▶ TEXT SEGMENT
** Start **

# Best Place To Buy Fresh Water Fish Online?



## ShawnMcc

I have looked at Petco but they don't really have a guarantee. The places that do that I have found don't have much of a selection. So Were do you suggest.


----------



## Amphitrite

Hi Shawn, where are you located? If it's the UK, then I would highly recommend Trimar. I have used them in the past and been extremely happy with the service provided and quality of fish.

http://www.trimar.co.uk/


----------



## Falina

I recently bought some fish from www.tropicalfish4u.co.uk.

I was very wary about buying fish online, and that might be the understatement of the year however I was very impressed. I have also heard that Trimar are good too, and I see that they have a very extensive stock list, though haven't used them myself.


----------



## soco1125

i've had good results with aquabid.com


----------



## mr.bojangles

if ur in thye states try dr.foster and smith... ther pretty good as far as selection and qualitty


----------



## sweetwaterarabians

*It depends*

I've had great luck buying guppies online through Aquabid. Watch out it's addicting. I've also ordered guppies direct from breeders online and cories from www.corysrus.com 
All of the fish have been much nicer than anything I can get at the local stores, are very healthy and packaged well.


----------



## DeniseR

Amphitrite said:


> Hi Shawn, where are you located? If it's the UK, then I would highly recommend Trimar. I have used them in the past and been extremely happy with the service provided and quality of fish.
> 
> _


I live very near to Trimar. They have been in the business since 1966. Their premises are large and have lots in them and yes very well stocked of fish. I used to buy from there when I had a tank. Not kept fish for about 12 or so years and am starting up again. The staff are always friendly and informative and helpful. I would never go to any other place for my fish.

I am waiting for my new Juwel Rio 400 and cabinet to come this week. Looking forward to it. I remember the beauty of a lovely tank with happy fish far outweighs the maintainence required. But I do remember enjoying the maintainance too.


----------

** End **

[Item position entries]

** Start **

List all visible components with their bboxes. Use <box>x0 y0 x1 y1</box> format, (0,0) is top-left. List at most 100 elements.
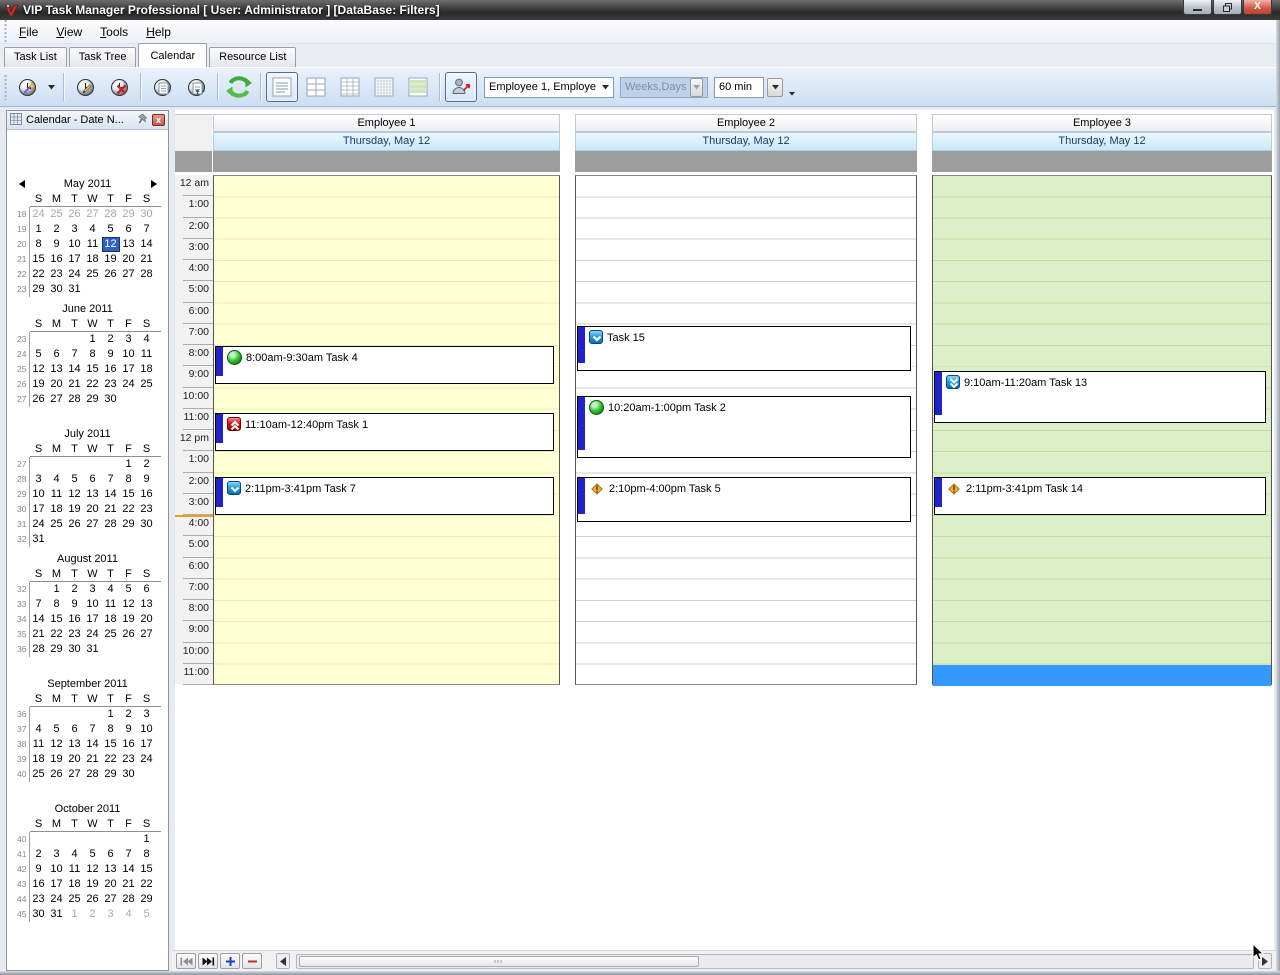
day-cell[interactable]: 11 <box>84 237 102 252</box>
horizontal-scrollbar[interactable] <box>296 954 1254 969</box>
day-cell[interactable]: 22 <box>138 877 156 892</box>
day-cell[interactable]: 20 <box>66 752 84 767</box>
day-cell[interactable]: 29 <box>120 517 138 532</box>
selected-time-slot[interactable] <box>933 665 1271 686</box>
day-cell[interactable]: 9 <box>66 597 84 612</box>
day-cell[interactable]: 5 <box>66 472 84 487</box>
week-view-button[interactable] <box>334 72 366 102</box>
day-cell[interactable]: 19 <box>84 877 102 892</box>
day-cell[interactable]: 3 <box>138 707 156 722</box>
day-cell[interactable]: 1 <box>138 832 156 847</box>
day-cell[interactable]: 20 <box>138 612 156 627</box>
day-cell[interactable]: 17 <box>30 502 48 517</box>
day-cell[interactable]: 19 <box>66 502 84 517</box>
day-cell[interactable]: 15 <box>48 612 66 627</box>
day-cell[interactable]: 8 <box>138 847 156 862</box>
day-cell[interactable]: 27 <box>48 392 66 407</box>
day-cell[interactable]: 9 <box>102 347 120 362</box>
day-cell[interactable]: 13 <box>138 597 156 612</box>
day-cell[interactable]: 24 <box>30 207 48 222</box>
day-cell[interactable]: 14 <box>120 862 138 877</box>
panel-close-button[interactable]: x <box>152 114 165 126</box>
day-cell[interactable]: 24 <box>138 752 156 767</box>
day-cell[interactable]: 9 <box>48 237 66 252</box>
day-cell[interactable]: 17 <box>66 252 84 267</box>
calendar-event[interactable]: 11:10am-12:40pm Task 1 <box>215 413 554 451</box>
day-cell[interactable]: 8 <box>102 722 120 737</box>
day-cell[interactable]: 29 <box>48 642 66 657</box>
day-cell[interactable]: 16 <box>102 362 120 377</box>
day-cell[interactable]: 2 <box>120 707 138 722</box>
day-cell[interactable]: 23 <box>102 377 120 392</box>
day-cell[interactable]: 18 <box>30 752 48 767</box>
menu-file[interactable]: File <box>10 22 47 42</box>
day-cell[interactable]: 16 <box>30 877 48 892</box>
month-view-button[interactable] <box>368 72 400 102</box>
day-cell[interactable]: 26 <box>30 392 48 407</box>
day-view-button[interactable] <box>266 72 298 102</box>
day-cell[interactable]: 29 <box>84 392 102 407</box>
day-cell[interactable]: 18 <box>138 362 156 377</box>
day-cell[interactable]: 10 <box>66 237 84 252</box>
day-cell[interactable]: 31 <box>84 642 102 657</box>
day-cell[interactable]: 19 <box>30 377 48 392</box>
interval-filter-combo[interactable]: 60 min <box>714 77 764 98</box>
day-cell[interactable]: 22 <box>48 627 66 642</box>
day-cell[interactable]: 30 <box>138 517 156 532</box>
calendar-event[interactable]: 2:11pm-3:41pm Task 14 <box>934 477 1266 515</box>
resource-filter-combo[interactable]: Employee 1, Employe <box>484 77 614 98</box>
day-cell[interactable]: 20 <box>48 377 66 392</box>
day-cell[interactable]: 4 <box>138 332 156 347</box>
day-cell[interactable]: 7 <box>102 472 120 487</box>
day-cell[interactable]: 17 <box>48 877 66 892</box>
day-cell[interactable]: 21 <box>84 752 102 767</box>
day-cell[interactable]: 21 <box>30 627 48 642</box>
day-cell[interactable]: 22 <box>84 377 102 392</box>
time-grid-employee-3[interactable]: 9:10am-11:20am Task 132:11pm-3:41pm Task… <box>932 175 1272 685</box>
day-cell[interactable]: 27 <box>84 517 102 532</box>
day-cell[interactable]: 8 <box>120 472 138 487</box>
day-cell[interactable]: 8 <box>30 237 48 252</box>
day-cell[interactable]: 30 <box>66 642 84 657</box>
day-cell[interactable]: 10 <box>48 862 66 877</box>
day-cell[interactable]: 4 <box>120 907 138 922</box>
toolbar-overflow-icon[interactable] <box>789 92 795 96</box>
day-cell[interactable]: 15 <box>138 862 156 877</box>
refresh-button[interactable] <box>223 72 255 102</box>
remove-date-button[interactable] <box>242 953 262 969</box>
day-cell[interactable]: 9 <box>120 722 138 737</box>
day-cell[interactable]: 22 <box>120 502 138 517</box>
day-cell[interactable]: 30 <box>102 392 120 407</box>
task-export-button[interactable] <box>180 72 212 102</box>
day-cell[interactable]: 18 <box>102 612 120 627</box>
next-month-icon[interactable] <box>151 180 161 188</box>
day-cell[interactable]: 3 <box>120 332 138 347</box>
tab-calendar[interactable]: Calendar <box>138 43 207 67</box>
day-cell[interactable]: 5 <box>102 222 120 237</box>
day-cell[interactable]: 28 <box>138 267 156 282</box>
day-cell[interactable]: 16 <box>138 487 156 502</box>
day-cell[interactable]: 30 <box>48 282 66 297</box>
time-grid-employee-2[interactable]: Task 1510:20am-1:00pm Task 22:10pm-4:00p… <box>575 175 917 685</box>
day-cell[interactable]: 25 <box>84 267 102 282</box>
day-cell[interactable]: 5 <box>84 847 102 862</box>
day-cell[interactable]: 14 <box>84 737 102 752</box>
day-cell[interactable]: 22 <box>102 752 120 767</box>
day-cell[interactable]: 25 <box>30 767 48 782</box>
day-cell[interactable]: 26 <box>120 627 138 642</box>
day-cell[interactable]: 26 <box>66 517 84 532</box>
day-cell[interactable]: 29 <box>120 207 138 222</box>
timeline-view-button[interactable] <box>402 72 434 102</box>
day-cell[interactable]: 12 <box>120 597 138 612</box>
day-cell[interactable]: 4 <box>66 847 84 862</box>
close-button[interactable]: X <box>1243 0 1272 15</box>
day-cell[interactable]: 18 <box>48 502 66 517</box>
day-cell[interactable]: 1 <box>102 707 120 722</box>
day-cell[interactable]: 31 <box>48 907 66 922</box>
day-cell[interactable]: 18 <box>84 252 102 267</box>
day-cell[interactable]: 25 <box>48 207 66 222</box>
day-cell[interactable]: 3 <box>66 222 84 237</box>
day-cell[interactable]: 4 <box>30 722 48 737</box>
day-cell[interactable]: 12 <box>30 362 48 377</box>
day-cell[interactable]: 26 <box>102 267 120 282</box>
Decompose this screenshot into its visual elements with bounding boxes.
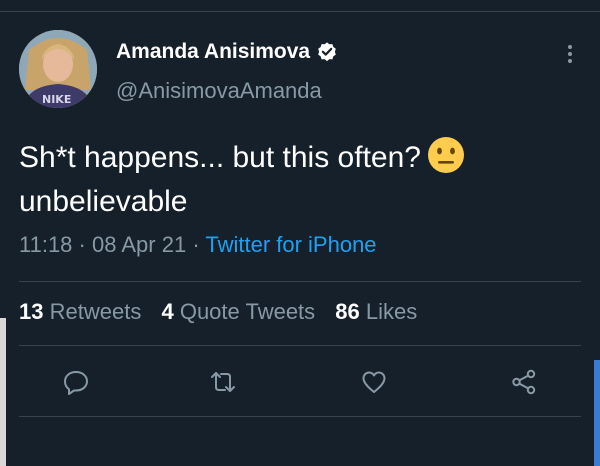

** End **

▶ THINGS TO DO
A – In the forum thread about buying freshwater fish online, since what year has Trimar been in business?
B – Copy the lines of the listing from the line with "day-cell[interactable]: 11 <box>84" to the line with "day-cell[interactable]: 5 <box>66", character for character.

▶ RESULTS BY TASK
A – Since 1966.

B –
day-cell[interactable]: 11 <box>84 237 102 252</box>
horizontal-scrollbar[interactable] <box>296 954 1254 969</box>
day-cell[interactable]: 22 <box>138 877 156 892</box>
day-cell[interactable]: 20 <box>66 752 84 767</box>
day-cell[interactable]: 29 <box>120 517 138 532</box>
selected-time-slot[interactable] <box>933 665 1271 686</box>
day-cell[interactable]: 9 <box>66 597 84 612</box>
day-cell[interactable]: 5 <box>66 472 84 487</box>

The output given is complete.